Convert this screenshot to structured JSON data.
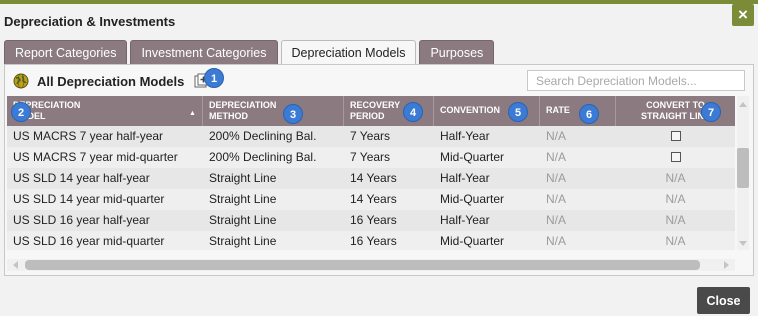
{
  "window": {
    "title": "Depreciation & Investments",
    "close_label": "×"
  },
  "tabs": [
    {
      "label": "Report Categories",
      "active": false
    },
    {
      "label": "Investment Categories",
      "active": false
    },
    {
      "label": "Depreciation Models",
      "active": true
    },
    {
      "label": "Purposes",
      "active": false
    }
  ],
  "panel": {
    "title": "All Depreciation Models",
    "title_icon": "globe-icon",
    "add_icon": "add-icon",
    "search_placeholder": "Search Depreciation Models..."
  },
  "table": {
    "headers": [
      {
        "line1": "Depreciation",
        "line2": "Model",
        "badge": "2",
        "sort_icon": "▲"
      },
      {
        "line1": "Depreciation",
        "line2": "Method",
        "badge": "3"
      },
      {
        "line1": "Recovery",
        "line2": "Period",
        "badge": "4"
      },
      {
        "line1": "Convention",
        "line2": "",
        "badge": "5"
      },
      {
        "line1": "Rate",
        "line2": "",
        "badge": "6"
      },
      {
        "line1": "Convert to",
        "line2": "Straight Line",
        "badge": "7"
      }
    ],
    "rows": [
      {
        "model": "US MACRS 7 year half-year",
        "method": "200% Declining Bal.",
        "period": "7 Years",
        "convention": "Half-Year",
        "rate": "N/A",
        "convert": "checkbox"
      },
      {
        "model": "US MACRS 7 year mid-quarter",
        "method": "200% Declining Bal.",
        "period": "7 Years",
        "convention": "Mid-Quarter",
        "rate": "N/A",
        "convert": "checkbox"
      },
      {
        "model": "US SLD 14 year half-year",
        "method": "Straight Line",
        "period": "14 Years",
        "convention": "Half-Year",
        "rate": "N/A",
        "convert": "N/A"
      },
      {
        "model": "US SLD 14 year mid-quarter",
        "method": "Straight Line",
        "period": "14 Years",
        "convention": "Mid-Quarter",
        "rate": "N/A",
        "convert": "N/A"
      },
      {
        "model": "US SLD 16 year half-year",
        "method": "Straight Line",
        "period": "16 Years",
        "convention": "Half-Year",
        "rate": "N/A",
        "convert": "N/A"
      },
      {
        "model": "US SLD 16 year mid-quarter",
        "method": "Straight Line",
        "period": "16 Years",
        "convention": "Mid-Quarter",
        "rate": "N/A",
        "convert": "N/A"
      }
    ]
  },
  "badges": {
    "add": "1"
  },
  "footer": {
    "close_label": "Close"
  },
  "colors": {
    "accent": "#7a8c38",
    "tab": "#8b7a80",
    "badge": "#3b7bd4"
  }
}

Task description: Transcribe the complete set of entries verbatim. No pictures belong in the copy.

Reply to the exercise:
Convert this screenshot to structured JSON data.
{
  "window": {
    "title": "Depreciation & Investments",
    "close_label": "×"
  },
  "tabs": [
    {
      "label": "Report Categories",
      "active": false
    },
    {
      "label": "Investment Categories",
      "active": false
    },
    {
      "label": "Depreciation Models",
      "active": true
    },
    {
      "label": "Purposes",
      "active": false
    }
  ],
  "panel": {
    "title": "All Depreciation Models",
    "title_icon": "globe-icon",
    "add_icon": "add-icon",
    "search_placeholder": "Search Depreciation Models..."
  },
  "table": {
    "headers": [
      {
        "line1": "Depreciation",
        "line2": "Model",
        "badge": "2",
        "sort_icon": "▲"
      },
      {
        "line1": "Depreciation",
        "line2": "Method",
        "badge": "3"
      },
      {
        "line1": "Recovery",
        "line2": "Period",
        "badge": "4"
      },
      {
        "line1": "Convention",
        "line2": "",
        "badge": "5"
      },
      {
        "line1": "Rate",
        "line2": "",
        "badge": "6"
      },
      {
        "line1": "Convert to",
        "line2": "Straight Line",
        "badge": "7"
      }
    ],
    "rows": [
      {
        "model": "US MACRS 7 year half-year",
        "method": "200% Declining Bal.",
        "period": "7 Years",
        "convention": "Half-Year",
        "rate": "N/A",
        "convert": "checkbox"
      },
      {
        "model": "US MACRS 7 year mid-quarter",
        "method": "200% Declining Bal.",
        "period": "7 Years",
        "convention": "Mid-Quarter",
        "rate": "N/A",
        "convert": "checkbox"
      },
      {
        "model": "US SLD 14 year half-year",
        "method": "Straight Line",
        "period": "14 Years",
        "convention": "Half-Year",
        "rate": "N/A",
        "convert": "N/A"
      },
      {
        "model": "US SLD 14 year mid-quarter",
        "method": "Straight Line",
        "period": "14 Years",
        "convention": "Mid-Quarter",
        "rate": "N/A",
        "convert": "N/A"
      },
      {
        "model": "US SLD 16 year half-year",
        "method": "Straight Line",
        "period": "16 Years",
        "convention": "Half-Year",
        "rate": "N/A",
        "convert": "N/A"
      },
      {
        "model": "US SLD 16 year mid-quarter",
        "method": "Straight Line",
        "period": "16 Years",
        "convention": "Mid-Quarter",
        "rate": "N/A",
        "convert": "N/A"
      }
    ]
  },
  "badges": {
    "add": "1"
  },
  "footer": {
    "close_label": "Close"
  },
  "colors": {
    "accent": "#7a8c38",
    "tab": "#8b7a80",
    "badge": "#3b7bd4"
  }
}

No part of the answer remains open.